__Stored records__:
^^^^^^^^

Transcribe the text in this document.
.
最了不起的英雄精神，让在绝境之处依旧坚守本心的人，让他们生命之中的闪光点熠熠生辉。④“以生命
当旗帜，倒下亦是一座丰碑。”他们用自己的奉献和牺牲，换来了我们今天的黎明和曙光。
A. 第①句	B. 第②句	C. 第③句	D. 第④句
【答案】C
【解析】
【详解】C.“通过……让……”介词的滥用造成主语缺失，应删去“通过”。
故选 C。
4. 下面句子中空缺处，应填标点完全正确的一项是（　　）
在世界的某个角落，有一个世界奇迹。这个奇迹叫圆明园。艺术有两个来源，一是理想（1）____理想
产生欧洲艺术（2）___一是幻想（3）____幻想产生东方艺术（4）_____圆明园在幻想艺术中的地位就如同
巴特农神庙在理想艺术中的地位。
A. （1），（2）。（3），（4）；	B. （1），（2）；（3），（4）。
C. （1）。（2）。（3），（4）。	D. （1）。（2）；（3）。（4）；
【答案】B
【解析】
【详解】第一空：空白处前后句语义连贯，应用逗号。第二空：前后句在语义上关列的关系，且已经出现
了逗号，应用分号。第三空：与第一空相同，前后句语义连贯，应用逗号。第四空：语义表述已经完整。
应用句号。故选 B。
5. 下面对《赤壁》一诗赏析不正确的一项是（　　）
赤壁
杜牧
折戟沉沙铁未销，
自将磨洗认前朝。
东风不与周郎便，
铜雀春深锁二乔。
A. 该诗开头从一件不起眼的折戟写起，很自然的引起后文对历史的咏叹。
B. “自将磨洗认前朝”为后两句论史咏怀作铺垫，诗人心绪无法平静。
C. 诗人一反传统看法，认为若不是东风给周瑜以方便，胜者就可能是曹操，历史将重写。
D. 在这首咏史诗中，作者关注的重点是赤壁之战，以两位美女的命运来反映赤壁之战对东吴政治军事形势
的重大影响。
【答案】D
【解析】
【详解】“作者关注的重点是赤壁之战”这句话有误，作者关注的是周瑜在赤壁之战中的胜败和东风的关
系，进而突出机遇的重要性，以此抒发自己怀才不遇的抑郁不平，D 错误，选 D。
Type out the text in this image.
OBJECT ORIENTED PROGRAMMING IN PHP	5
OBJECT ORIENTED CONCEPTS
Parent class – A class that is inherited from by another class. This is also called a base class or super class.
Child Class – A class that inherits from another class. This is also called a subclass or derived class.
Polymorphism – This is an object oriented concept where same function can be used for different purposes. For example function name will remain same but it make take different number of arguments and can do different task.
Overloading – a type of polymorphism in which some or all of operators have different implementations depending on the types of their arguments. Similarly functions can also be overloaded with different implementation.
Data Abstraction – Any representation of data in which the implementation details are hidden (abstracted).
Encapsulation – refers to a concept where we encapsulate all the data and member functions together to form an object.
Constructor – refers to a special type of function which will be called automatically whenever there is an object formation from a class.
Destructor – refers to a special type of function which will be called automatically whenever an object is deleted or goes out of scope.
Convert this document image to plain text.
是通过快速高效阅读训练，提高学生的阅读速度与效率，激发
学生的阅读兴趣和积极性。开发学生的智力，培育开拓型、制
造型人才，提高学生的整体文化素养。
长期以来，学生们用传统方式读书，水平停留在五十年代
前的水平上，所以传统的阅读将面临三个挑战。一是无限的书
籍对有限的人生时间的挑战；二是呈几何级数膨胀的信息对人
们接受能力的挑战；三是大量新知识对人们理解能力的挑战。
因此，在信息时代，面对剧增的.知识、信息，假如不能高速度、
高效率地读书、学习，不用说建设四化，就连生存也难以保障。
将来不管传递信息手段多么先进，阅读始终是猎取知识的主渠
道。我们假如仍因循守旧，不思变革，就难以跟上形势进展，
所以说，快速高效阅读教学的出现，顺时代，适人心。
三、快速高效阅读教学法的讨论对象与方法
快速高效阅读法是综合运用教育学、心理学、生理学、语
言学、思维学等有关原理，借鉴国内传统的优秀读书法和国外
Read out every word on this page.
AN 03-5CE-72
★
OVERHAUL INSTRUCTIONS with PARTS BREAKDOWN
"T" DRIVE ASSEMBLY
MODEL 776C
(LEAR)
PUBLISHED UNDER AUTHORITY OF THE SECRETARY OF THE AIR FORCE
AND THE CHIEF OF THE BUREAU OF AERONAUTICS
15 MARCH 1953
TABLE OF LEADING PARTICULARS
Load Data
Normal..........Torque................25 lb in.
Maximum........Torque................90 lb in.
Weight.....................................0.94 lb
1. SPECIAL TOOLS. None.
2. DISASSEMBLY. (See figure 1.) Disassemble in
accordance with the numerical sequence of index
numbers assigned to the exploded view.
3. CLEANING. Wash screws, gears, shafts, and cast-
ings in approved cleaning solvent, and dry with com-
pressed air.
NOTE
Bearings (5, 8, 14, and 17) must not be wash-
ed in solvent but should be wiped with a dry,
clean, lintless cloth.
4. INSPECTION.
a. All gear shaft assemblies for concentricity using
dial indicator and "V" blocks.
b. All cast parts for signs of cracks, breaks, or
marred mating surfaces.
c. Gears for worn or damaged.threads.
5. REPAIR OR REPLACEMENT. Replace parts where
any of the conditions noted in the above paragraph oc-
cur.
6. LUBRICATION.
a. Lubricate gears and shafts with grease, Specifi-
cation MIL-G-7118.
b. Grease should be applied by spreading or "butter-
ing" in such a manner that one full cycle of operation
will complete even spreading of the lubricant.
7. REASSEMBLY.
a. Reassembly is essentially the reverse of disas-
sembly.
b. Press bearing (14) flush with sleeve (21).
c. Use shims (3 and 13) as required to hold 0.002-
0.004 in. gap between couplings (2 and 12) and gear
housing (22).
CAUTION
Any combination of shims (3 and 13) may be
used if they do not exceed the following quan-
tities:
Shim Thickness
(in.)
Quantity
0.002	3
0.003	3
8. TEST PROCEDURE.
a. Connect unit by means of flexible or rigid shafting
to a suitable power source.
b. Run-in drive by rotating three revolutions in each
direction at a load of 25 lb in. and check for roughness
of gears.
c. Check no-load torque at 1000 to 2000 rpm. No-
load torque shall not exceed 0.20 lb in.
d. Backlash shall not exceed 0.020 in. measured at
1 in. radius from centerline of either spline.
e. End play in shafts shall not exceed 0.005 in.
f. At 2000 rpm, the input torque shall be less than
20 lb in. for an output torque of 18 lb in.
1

^^^^^^^^

__SHORT PROBLEM__: Write out the material exactly as given.

__COMPLETE OUTPUT__:
Transcribe the text in this document.
.
最了不起的英雄精神，让在绝境之处依旧坚守本心的人，让他们生命之中的闪光点熠熠生辉。④“以生命
当旗帜，倒下亦是一座丰碑。”他们用自己的奉献和牺牲，换来了我们今天的黎明和曙光。
A. 第①句	B. 第②句	C. 第③句	D. 第④句
【答案】C
【解析】
【详解】C.“通过……让……”介词的滥用造成主语缺失，应删去“通过”。
故选 C。
4. 下面句子中空缺处，应填标点完全正确的一项是（　　）
在世界的某个角落，有一个世界奇迹。这个奇迹叫圆明园。艺术有两个来源，一是理想（1）____理想
产生欧洲艺术（2）___一是幻想（3）____幻想产生东方艺术（4）_____圆明园在幻想艺术中的地位就如同
巴特农神庙在理想艺术中的地位。
A. （1），（2）。（3），（4）；	B. （1），（2）；（3），（4）。
C. （1）。（2）。（3），（4）。	D. （1）。（2）；（3）。（4）；
【答案】B
【解析】
【详解】第一空：空白处前后句语义连贯，应用逗号。第二空：前后句在语义上关列的关系，且已经出现
了逗号，应用分号。第三空：与第一空相同，前后句语义连贯，应用逗号。第四空：语义表述已经完整。
应用句号。故选 B。
5. 下面对《赤壁》一诗赏析不正确的一项是（　　）
赤壁
杜牧
折戟沉沙铁未销，
自将磨洗认前朝。
东风不与周郎便，
铜雀春深锁二乔。
A. 该诗开头从一件不起眼的折戟写起，很自然的引起后文对历史的咏叹。
B. “自将磨洗认前朝”为后两句论史咏怀作铺垫，诗人心绪无法平静。
C. 诗人一反传统看法，认为若不是东风给周瑜以方便，胜者就可能是曹操，历史将重写。
D. 在这首咏史诗中，作者关注的重点是赤壁之战，以两位美女的命运来反映赤壁之战对东吴政治军事形势
的重大影响。
【答案】D
【解析】
【详解】“作者关注的重点是赤壁之战”这句话有误，作者关注的是周瑜在赤壁之战中的胜败和东风的关
系，进而突出机遇的重要性，以此抒发自己怀才不遇的抑郁不平，D 错误，选 D。
Type out the text in this image.
OBJECT ORIENTED PROGRAMMING IN PHP	5
OBJECT ORIENTED CONCEPTS
Parent class – A class that is inherited from by another class. This is also called a base class or super class.
Child Class – A class that inherits from another class. This is also called a subclass or derived class.
Polymorphism – This is an object oriented concept where same function can be used for different purposes. For example function name will remain same but it make take different number of arguments and can do different task.
Overloading – a type of polymorphism in which some or all of operators have different implementations depending on the types of their arguments. Similarly functions can also be overloaded with different implementation.
Data Abstraction – Any representation of data in which the implementation details are hidden (abstracted).
Encapsulation – refers to a concept where we encapsulate all the data and member functions together to form an object.
Constructor – refers to a special type of function which will be called automatically whenever there is an object formation from a class.
Destructor – refers to a special type of function which will be called automatically whenever an object is deleted or goes out of scope.
Convert this document image to plain text.
是通过快速高效阅读训练，提高学生的阅读速度与效率，激发
学生的阅读兴趣和积极性。开发学生的智力，培育开拓型、制
造型人才，提高学生的整体文化素养。
长期以来，学生们用传统方式读书，水平停留在五十年代
前的水平上，所以传统的阅读将面临三个挑战。一是无限的书
籍对有限的人生时间的挑战；二是呈几何级数膨胀的信息对人
们接受能力的挑战；三是大量新知识对人们理解能力的挑战。
因此，在信息时代，面对剧增的.知识、信息，假如不能高速度、
高效率地读书、学习，不用说建设四化，就连生存也难以保障。
将来不管传递信息手段多么先进，阅读始终是猎取知识的主渠
道。我们假如仍因循守旧，不思变革，就难以跟上形势进展，
所以说，快速高效阅读教学的出现，顺时代，适人心。
三、快速高效阅读教学法的讨论对象与方法
快速高效阅读法是综合运用教育学、心理学、生理学、语
言学、思维学等有关原理，借鉴国内传统的优秀读书法和国外
Read out every word on this page.
AN 03-5CE-72
★
OVERHAUL INSTRUCTIONS with PARTS BREAKDOWN
"T" DRIVE ASSEMBLY
MODEL 776C
(LEAR)
PUBLISHED UNDER AUTHORITY OF THE SECRETARY OF THE AIR FORCE
AND THE CHIEF OF THE BUREAU OF AERONAUTICS
15 MARCH 1953
TABLE OF LEADING PARTICULARS
Load Data
Normal..........Torque................25 lb in.
Maximum........Torque................90 lb in.
Weight.....................................0.94 lb
1. SPECIAL TOOLS. None.
2. DISASSEMBLY. (See figure 1.) Disassemble in
accordance with the numerical sequence of index
numbers assigned to the exploded view.
3. CLEANING. Wash screws, gears, shafts, and cast-
ings in approved cleaning solvent, and dry with com-
pressed air.
NOTE
Bearings (5, 8, 14, and 17) must not be wash-
ed in solvent but should be wiped with a dry,
clean, lintless cloth.
4. INSPECTION.
a. All gear shaft assemblies for concentricity using
dial indicator and "V" blocks.
b. All cast parts for signs of cracks, breaks, or
marred mating surfaces.
c. Gears for worn or damaged.threads.
5. REPAIR OR REPLACEMENT. Replace parts where
any of the conditions noted in the above paragraph oc-
cur.
6. LUBRICATION.
a. Lubricate gears and shafts with grease, Specifi-
cation MIL-G-7118.
b. Grease should be applied by spreading or "butter-
ing" in such a manner that one full cycle of operation
will complete even spreading of the lubricant.
7. REASSEMBLY.
a. Reassembly is essentially the reverse of disas-
sembly.
b. Press bearing (14) flush with sleeve (21).
c. Use shims (3 and 13) as required to hold 0.002-
0.004 in. gap between couplings (2 and 12) and gear
housing (22).
CAUTION
Any combination of shims (3 and 13) may be
used if they do not exceed the following quan-
tities:
Shim Thickness
(in.)
Quantity
0.002	3
0.003	3
8. TEST PROCEDURE.
a. Connect unit by means of flexible or rigid shafting
to a suitable power source.
b. Run-in drive by rotating three revolutions in each
direction at a load of 25 lb in. and check for roughness
of gears.
c. Check no-load torque at 1000 to 2000 rpm. No-
load torque shall not exceed 0.20 lb in.
d. Backlash shall not exceed 0.020 in. measured at
1 in. radius from centerline of either spline.
e. End play in shafts shall not exceed 0.005 in.
f. At 2000 rpm, the input torque shall be less than
20 lb in. for an output torque of 18 lb in.
1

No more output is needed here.